WHAT THE EXERCISE ASKS >> Copy out all lines where "plain" appears.

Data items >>
* * *

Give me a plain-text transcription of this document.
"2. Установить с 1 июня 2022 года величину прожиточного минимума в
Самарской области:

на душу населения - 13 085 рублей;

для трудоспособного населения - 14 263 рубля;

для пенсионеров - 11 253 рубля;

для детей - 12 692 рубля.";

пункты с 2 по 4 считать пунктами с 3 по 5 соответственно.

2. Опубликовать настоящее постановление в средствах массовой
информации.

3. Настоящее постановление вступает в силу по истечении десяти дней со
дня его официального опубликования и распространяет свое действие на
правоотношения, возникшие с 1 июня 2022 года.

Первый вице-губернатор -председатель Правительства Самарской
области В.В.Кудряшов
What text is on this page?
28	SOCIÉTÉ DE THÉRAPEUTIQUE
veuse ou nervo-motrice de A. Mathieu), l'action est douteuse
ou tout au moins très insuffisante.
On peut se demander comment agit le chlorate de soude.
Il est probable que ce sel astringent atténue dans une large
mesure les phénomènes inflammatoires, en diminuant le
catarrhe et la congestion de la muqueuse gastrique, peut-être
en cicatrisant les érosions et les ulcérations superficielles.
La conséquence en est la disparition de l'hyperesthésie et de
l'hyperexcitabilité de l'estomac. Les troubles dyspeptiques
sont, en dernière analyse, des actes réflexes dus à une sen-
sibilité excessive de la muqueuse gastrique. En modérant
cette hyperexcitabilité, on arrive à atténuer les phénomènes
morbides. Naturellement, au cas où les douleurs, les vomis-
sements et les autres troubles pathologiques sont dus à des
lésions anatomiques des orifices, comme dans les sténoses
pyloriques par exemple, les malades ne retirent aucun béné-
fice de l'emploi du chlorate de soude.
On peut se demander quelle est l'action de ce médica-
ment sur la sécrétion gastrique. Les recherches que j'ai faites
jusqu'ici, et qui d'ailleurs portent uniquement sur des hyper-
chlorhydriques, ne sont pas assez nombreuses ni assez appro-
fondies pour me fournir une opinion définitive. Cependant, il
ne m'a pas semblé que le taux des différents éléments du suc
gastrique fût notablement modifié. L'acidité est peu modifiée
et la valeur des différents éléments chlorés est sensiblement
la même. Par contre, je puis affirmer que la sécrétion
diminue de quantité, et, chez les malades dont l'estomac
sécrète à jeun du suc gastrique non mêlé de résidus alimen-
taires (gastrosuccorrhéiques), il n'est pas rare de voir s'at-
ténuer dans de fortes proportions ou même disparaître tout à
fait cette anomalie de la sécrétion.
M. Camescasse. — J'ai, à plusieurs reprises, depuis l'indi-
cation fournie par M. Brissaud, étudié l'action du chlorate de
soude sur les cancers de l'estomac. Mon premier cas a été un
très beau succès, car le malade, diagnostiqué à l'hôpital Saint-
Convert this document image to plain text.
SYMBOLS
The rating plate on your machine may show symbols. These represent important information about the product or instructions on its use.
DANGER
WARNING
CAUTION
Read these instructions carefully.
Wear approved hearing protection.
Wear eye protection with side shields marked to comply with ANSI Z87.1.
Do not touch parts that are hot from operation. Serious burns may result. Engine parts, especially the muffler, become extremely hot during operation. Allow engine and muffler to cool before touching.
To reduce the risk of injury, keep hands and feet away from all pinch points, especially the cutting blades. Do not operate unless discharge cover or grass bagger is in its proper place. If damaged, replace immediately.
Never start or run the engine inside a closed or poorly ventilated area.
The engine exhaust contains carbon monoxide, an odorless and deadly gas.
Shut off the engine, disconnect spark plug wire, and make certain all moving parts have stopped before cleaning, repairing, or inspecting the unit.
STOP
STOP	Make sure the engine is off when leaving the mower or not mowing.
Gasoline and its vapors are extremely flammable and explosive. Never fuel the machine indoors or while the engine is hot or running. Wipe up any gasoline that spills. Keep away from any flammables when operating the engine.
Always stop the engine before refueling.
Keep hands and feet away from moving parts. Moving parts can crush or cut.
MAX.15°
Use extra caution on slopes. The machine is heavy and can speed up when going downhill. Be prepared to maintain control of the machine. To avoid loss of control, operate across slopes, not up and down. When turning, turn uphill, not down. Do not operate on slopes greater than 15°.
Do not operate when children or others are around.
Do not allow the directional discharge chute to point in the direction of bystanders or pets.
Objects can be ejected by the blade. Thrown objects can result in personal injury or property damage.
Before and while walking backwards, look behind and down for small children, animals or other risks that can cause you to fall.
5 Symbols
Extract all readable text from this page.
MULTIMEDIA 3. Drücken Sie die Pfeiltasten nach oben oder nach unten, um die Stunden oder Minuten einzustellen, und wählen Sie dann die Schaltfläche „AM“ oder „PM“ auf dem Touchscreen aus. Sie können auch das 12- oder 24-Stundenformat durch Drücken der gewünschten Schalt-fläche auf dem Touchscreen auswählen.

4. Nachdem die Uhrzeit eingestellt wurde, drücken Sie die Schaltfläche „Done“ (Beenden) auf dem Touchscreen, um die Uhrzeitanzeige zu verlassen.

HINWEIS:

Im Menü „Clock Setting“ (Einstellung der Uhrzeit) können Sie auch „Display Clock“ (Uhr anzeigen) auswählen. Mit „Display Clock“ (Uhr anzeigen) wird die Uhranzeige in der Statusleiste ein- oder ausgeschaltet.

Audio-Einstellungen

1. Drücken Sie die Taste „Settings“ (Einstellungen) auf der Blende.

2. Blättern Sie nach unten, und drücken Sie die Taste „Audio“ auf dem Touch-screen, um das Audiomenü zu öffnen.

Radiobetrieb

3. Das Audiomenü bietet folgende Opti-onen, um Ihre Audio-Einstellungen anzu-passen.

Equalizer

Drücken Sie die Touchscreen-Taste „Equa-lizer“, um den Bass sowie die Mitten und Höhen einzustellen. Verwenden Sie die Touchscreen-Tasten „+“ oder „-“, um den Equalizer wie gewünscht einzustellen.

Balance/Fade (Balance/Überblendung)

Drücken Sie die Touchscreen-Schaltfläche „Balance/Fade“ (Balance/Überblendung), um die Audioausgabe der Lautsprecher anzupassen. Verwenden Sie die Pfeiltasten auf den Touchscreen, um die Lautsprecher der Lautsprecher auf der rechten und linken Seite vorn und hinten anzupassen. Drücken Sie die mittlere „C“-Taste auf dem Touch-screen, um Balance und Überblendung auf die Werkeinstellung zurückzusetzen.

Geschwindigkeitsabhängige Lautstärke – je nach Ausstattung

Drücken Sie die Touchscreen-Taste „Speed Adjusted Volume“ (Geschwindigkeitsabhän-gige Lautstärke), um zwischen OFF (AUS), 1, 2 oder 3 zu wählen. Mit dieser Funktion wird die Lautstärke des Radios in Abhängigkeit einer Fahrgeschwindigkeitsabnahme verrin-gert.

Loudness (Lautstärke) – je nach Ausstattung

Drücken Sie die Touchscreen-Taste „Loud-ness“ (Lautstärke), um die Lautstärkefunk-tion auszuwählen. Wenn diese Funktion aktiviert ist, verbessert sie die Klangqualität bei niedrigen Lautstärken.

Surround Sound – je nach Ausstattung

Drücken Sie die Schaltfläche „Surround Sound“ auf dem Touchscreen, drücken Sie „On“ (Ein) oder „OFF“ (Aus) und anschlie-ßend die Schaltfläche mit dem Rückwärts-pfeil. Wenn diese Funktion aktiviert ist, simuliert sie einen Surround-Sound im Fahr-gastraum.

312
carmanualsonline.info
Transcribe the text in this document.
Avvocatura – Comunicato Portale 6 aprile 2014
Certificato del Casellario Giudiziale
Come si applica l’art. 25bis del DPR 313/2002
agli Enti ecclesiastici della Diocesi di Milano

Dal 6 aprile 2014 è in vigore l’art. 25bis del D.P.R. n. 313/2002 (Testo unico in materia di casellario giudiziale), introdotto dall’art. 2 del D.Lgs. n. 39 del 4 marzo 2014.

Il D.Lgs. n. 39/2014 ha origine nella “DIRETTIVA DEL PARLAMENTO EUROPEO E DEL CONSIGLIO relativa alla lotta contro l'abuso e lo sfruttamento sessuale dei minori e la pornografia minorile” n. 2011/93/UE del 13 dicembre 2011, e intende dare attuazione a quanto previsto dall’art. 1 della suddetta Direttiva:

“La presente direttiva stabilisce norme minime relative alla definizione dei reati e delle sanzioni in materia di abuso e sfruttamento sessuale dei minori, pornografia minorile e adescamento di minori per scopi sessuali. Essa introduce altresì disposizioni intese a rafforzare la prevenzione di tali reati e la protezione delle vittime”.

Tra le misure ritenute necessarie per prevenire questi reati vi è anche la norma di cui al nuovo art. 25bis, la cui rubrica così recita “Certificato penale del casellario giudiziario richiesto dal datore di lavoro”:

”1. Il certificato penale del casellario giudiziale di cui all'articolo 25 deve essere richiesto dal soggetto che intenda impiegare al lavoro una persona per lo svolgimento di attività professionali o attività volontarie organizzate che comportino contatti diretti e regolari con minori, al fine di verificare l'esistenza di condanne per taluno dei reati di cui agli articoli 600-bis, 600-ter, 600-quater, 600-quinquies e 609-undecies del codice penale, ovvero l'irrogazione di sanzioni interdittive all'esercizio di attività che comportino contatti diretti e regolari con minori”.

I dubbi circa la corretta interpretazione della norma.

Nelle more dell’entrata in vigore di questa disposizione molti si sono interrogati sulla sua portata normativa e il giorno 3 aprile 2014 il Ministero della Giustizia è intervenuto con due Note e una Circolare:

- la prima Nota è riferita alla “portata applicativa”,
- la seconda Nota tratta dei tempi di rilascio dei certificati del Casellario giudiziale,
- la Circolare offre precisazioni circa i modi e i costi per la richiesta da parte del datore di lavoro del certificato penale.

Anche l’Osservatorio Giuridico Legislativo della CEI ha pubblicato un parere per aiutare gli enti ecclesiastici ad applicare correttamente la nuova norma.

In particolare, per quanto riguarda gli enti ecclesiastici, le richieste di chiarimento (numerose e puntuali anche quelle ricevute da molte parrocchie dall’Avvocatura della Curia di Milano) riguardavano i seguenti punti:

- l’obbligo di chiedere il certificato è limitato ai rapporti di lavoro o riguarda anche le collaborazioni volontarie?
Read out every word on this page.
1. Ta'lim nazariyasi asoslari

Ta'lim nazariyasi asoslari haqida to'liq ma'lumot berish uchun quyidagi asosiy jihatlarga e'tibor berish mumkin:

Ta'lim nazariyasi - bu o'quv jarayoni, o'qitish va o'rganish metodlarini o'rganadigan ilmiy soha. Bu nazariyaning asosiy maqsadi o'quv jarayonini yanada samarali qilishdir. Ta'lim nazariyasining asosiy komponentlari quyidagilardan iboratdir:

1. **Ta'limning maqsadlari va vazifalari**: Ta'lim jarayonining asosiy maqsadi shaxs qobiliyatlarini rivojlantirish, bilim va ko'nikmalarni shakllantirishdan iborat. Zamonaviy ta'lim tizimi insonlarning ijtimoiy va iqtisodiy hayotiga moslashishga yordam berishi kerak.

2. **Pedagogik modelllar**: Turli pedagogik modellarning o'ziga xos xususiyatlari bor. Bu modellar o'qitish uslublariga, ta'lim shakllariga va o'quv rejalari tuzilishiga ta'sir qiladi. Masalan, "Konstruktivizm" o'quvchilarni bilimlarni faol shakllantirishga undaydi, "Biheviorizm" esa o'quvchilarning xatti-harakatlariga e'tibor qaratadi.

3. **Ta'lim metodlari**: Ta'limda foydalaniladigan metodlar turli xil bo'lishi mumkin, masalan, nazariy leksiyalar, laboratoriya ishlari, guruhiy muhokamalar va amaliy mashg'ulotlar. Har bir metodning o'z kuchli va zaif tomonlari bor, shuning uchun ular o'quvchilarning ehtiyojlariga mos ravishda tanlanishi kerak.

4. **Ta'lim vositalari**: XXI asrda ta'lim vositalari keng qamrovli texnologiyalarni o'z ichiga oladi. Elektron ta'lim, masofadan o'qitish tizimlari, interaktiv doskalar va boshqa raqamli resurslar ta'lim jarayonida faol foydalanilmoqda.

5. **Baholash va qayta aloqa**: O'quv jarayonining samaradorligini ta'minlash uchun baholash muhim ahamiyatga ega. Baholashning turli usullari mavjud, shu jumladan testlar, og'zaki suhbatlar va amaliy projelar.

* * *

PROBLEM SOLUTION >>
Give me a plain-text transcription of this document.
Convert this document image to plain text.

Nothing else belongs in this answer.